## [Task prompt]
Write out all of the entries exactly as given.

## [Input rows]
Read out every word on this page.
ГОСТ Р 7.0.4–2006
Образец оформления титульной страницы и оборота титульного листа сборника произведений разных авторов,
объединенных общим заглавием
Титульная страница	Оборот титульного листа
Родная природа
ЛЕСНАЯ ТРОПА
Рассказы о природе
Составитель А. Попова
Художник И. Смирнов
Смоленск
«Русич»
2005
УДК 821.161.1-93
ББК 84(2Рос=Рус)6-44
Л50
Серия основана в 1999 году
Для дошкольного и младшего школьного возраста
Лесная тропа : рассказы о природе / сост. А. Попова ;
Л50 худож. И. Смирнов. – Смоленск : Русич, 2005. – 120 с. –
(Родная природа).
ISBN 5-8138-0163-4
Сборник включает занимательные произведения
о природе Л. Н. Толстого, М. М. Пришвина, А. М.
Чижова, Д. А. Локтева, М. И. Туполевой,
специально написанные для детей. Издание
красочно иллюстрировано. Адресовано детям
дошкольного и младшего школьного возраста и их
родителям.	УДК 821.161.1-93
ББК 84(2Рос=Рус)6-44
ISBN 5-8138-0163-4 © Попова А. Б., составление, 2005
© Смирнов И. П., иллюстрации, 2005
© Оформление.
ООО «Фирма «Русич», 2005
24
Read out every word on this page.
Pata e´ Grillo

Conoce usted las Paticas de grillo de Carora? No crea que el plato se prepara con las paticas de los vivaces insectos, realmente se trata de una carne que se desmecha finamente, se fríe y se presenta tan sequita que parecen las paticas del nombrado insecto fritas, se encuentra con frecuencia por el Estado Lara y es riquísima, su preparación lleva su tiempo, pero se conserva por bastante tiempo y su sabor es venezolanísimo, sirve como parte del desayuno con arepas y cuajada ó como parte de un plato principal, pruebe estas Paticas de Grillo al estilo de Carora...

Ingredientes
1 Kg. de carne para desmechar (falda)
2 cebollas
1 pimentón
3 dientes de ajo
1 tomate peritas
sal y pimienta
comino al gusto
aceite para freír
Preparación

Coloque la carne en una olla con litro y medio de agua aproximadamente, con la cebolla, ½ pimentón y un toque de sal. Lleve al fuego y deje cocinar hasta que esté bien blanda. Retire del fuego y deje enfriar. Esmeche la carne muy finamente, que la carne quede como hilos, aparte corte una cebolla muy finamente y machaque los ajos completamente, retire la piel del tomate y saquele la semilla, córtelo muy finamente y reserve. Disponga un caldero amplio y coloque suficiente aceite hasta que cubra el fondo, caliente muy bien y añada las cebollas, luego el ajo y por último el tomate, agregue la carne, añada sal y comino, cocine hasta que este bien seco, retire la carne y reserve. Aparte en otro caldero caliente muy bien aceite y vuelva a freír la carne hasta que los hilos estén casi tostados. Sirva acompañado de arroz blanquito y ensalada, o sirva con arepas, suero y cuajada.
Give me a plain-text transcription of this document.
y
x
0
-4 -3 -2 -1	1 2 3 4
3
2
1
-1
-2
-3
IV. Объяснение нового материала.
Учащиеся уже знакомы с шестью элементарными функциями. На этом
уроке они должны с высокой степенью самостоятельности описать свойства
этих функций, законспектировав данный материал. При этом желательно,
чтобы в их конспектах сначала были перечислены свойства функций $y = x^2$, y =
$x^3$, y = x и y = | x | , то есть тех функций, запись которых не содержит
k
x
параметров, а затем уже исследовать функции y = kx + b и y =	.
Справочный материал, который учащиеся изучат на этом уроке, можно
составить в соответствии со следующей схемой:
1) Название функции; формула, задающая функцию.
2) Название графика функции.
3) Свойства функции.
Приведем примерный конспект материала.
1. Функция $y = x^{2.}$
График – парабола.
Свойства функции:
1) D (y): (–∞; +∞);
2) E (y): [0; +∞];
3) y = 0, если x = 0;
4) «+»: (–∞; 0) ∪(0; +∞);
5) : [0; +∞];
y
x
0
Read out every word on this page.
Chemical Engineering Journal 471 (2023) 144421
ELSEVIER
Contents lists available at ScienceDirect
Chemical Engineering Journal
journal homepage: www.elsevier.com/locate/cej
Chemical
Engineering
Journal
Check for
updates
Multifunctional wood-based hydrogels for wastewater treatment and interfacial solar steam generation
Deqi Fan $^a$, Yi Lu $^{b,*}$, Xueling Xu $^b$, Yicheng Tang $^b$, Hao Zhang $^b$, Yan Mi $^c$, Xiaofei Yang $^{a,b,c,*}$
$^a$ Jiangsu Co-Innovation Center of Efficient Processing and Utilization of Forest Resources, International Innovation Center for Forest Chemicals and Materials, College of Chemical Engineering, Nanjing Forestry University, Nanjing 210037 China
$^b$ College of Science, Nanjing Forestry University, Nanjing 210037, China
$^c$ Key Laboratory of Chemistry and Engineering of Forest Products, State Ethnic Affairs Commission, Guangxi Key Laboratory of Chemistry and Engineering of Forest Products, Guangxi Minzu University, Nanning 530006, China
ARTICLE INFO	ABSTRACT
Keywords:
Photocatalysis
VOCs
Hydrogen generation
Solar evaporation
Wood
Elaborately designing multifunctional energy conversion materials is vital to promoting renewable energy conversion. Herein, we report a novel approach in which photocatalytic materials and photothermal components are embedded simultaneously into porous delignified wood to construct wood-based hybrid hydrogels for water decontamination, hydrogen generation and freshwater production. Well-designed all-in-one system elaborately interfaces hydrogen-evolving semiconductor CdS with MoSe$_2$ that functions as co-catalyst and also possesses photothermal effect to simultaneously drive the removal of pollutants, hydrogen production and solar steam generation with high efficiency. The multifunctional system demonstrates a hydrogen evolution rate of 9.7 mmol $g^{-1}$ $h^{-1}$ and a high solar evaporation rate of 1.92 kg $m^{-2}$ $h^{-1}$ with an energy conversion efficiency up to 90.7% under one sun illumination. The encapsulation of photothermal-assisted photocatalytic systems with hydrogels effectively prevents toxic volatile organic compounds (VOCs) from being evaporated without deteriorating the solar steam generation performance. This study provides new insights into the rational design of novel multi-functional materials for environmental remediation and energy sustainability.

## [Result]
Read out every word on this page.
ГОСТ Р 7.0.4–2006
Образец оформления титульной страницы и оборота титульного листа сборника произведений разных авторов,
объединенных общим заглавием
Титульная страница	Оборот титульного листа
Родная природа
ЛЕСНАЯ ТРОПА
Рассказы о природе
Составитель А. Попова
Художник И. Смирнов
Смоленск
«Русич»
2005
УДК 821.161.1-93
ББК 84(2Рос=Рус)6-44
Л50
Серия основана в 1999 году
Для дошкольного и младшего школьного возраста
Лесная тропа : рассказы о природе / сост. А. Попова ;
Л50 худож. И. Смирнов. – Смоленск : Русич, 2005. – 120 с. –
(Родная природа).
ISBN 5-8138-0163-4
Сборник включает занимательные произведения
о природе Л. Н. Толстого, М. М. Пришвина, А. М.
Чижова, Д. А. Локтева, М. И. Туполевой,
специально написанные для детей. Издание
красочно иллюстрировано. Адресовано детям
дошкольного и младшего школьного возраста и их
родителям.	УДК 821.161.1-93
ББК 84(2Рос=Рус)6-44
ISBN 5-8138-0163-4 © Попова А. Б., составление, 2005
© Смирнов И. П., иллюстрации, 2005
© Оформление.
ООО «Фирма «Русич», 2005
24
Read out every word on this page.
Pata e´ Grillo

Conoce usted las Paticas de grillo de Carora? No crea que el plato se prepara con las paticas de los vivaces insectos, realmente se trata de una carne que se desmecha finamente, se fríe y se presenta tan sequita que parecen las paticas del nombrado insecto fritas, se encuentra con frecuencia por el Estado Lara y es riquísima, su preparación lleva su tiempo, pero se conserva por bastante tiempo y su sabor es venezolanísimo, sirve como parte del desayuno con arepas y cuajada ó como parte de un plato principal, pruebe estas Paticas de Grillo al estilo de Carora...

Ingredientes
1 Kg. de carne para desmechar (falda)
2 cebollas
1 pimentón
3 dientes de ajo
1 tomate peritas
sal y pimienta
comino al gusto
aceite para freír
Preparación

Coloque la carne en una olla con litro y medio de agua aproximadamente, con la cebolla, ½ pimentón y un toque de sal. Lleve al fuego y deje cocinar hasta que esté bien blanda. Retire del fuego y deje enfriar. Esmeche la carne muy finamente, que la carne quede como hilos, aparte corte una cebolla muy finamente y machaque los ajos completamente, retire la piel del tomate y saquele la semilla, córtelo muy finamente y reserve. Disponga un caldero amplio y coloque suficiente aceite hasta que cubra el fondo, caliente muy bien y añada las cebollas, luego el ajo y por último el tomate, agregue la carne, añada sal y comino, cocine hasta que este bien seco, retire la carne y reserve. Aparte en otro caldero caliente muy bien aceite y vuelva a freír la carne hasta que los hilos estén casi tostados. Sirva acompañado de arroz blanquito y ensalada, o sirva con arepas, suero y cuajada.
Give me a plain-text transcription of this document.
y
x
0
-4 -3 -2 -1	1 2 3 4
3
2
1
-1
-2
-3
IV. Объяснение нового материала.
Учащиеся уже знакомы с шестью элементарными функциями. На этом
уроке они должны с высокой степенью самостоятельности описать свойства
этих функций, законспектировав данный материал. При этом желательно,
чтобы в их конспектах сначала были перечислены свойства функций $y = x^2$, y =
$x^3$, y = x и y = | x | , то есть тех функций, запись которых не содержит
k
x
параметров, а затем уже исследовать функции y = kx + b и y =	.
Справочный материал, который учащиеся изучат на этом уроке, можно
составить в соответствии со следующей схемой:
1) Название функции; формула, задающая функцию.
2) Название графика функции.
3) Свойства функции.
Приведем примерный конспект материала.
1. Функция $y = x^{2.}$
График – парабола.
Свойства функции:
1) D (y): (–∞; +∞);
2) E (y): [0; +∞];
3) y = 0, если x = 0;
4) «+»: (–∞; 0) ∪(0; +∞);
5) : [0; +∞];
y
x
0
Read out every word on this page.
Chemical Engineering Journal 471 (2023) 144421
ELSEVIER
Contents lists available at ScienceDirect
Chemical Engineering Journal
journal homepage: www.elsevier.com/locate/cej
Chemical
Engineering
Journal
Check for
updates
Multifunctional wood-based hydrogels for wastewater treatment and interfacial solar steam generation
Deqi Fan $^a$, Yi Lu $^{b,*}$, Xueling Xu $^b$, Yicheng Tang $^b$, Hao Zhang $^b$, Yan Mi $^c$, Xiaofei Yang $^{a,b,c,*}$
$^a$ Jiangsu Co-Innovation Center of Efficient Processing and Utilization of Forest Resources, International Innovation Center for Forest Chemicals and Materials, College of Chemical Engineering, Nanjing Forestry University, Nanjing 210037 China
$^b$ College of Science, Nanjing Forestry University, Nanjing 210037, China
$^c$ Key Laboratory of Chemistry and Engineering of Forest Products, State Ethnic Affairs Commission, Guangxi Key Laboratory of Chemistry and Engineering of Forest Products, Guangxi Minzu University, Nanning 530006, China
ARTICLE INFO	ABSTRACT
Keywords:
Photocatalysis
VOCs
Hydrogen generation
Solar evaporation
Wood
Elaborately designing multifunctional energy conversion materials is vital to promoting renewable energy conversion. Herein, we report a novel approach in which photocatalytic materials and photothermal components are embedded simultaneously into porous delignified wood to construct wood-based hybrid hydrogels for water decontamination, hydrogen generation and freshwater production. Well-designed all-in-one system elaborately interfaces hydrogen-evolving semiconductor CdS with MoSe$_2$ that functions as co-catalyst and also possesses photothermal effect to simultaneously drive the removal of pollutants, hydrogen production and solar steam generation with high efficiency. The multifunctional system demonstrates a hydrogen evolution rate of 9.7 mmol $g^{-1}$ $h^{-1}$ and a high solar evaporation rate of 1.92 kg $m^{-2}$ $h^{-1}$ with an energy conversion efficiency up to 90.7% under one sun illumination. The encapsulation of photothermal-assisted photocatalytic systems with hydrogels effectively prevents toxic volatile organic compounds (VOCs) from being evaporated without deteriorating the solar steam generation performance. This study provides new insights into the rational design of novel multi-functional materials for environmental remediation and energy sustainability.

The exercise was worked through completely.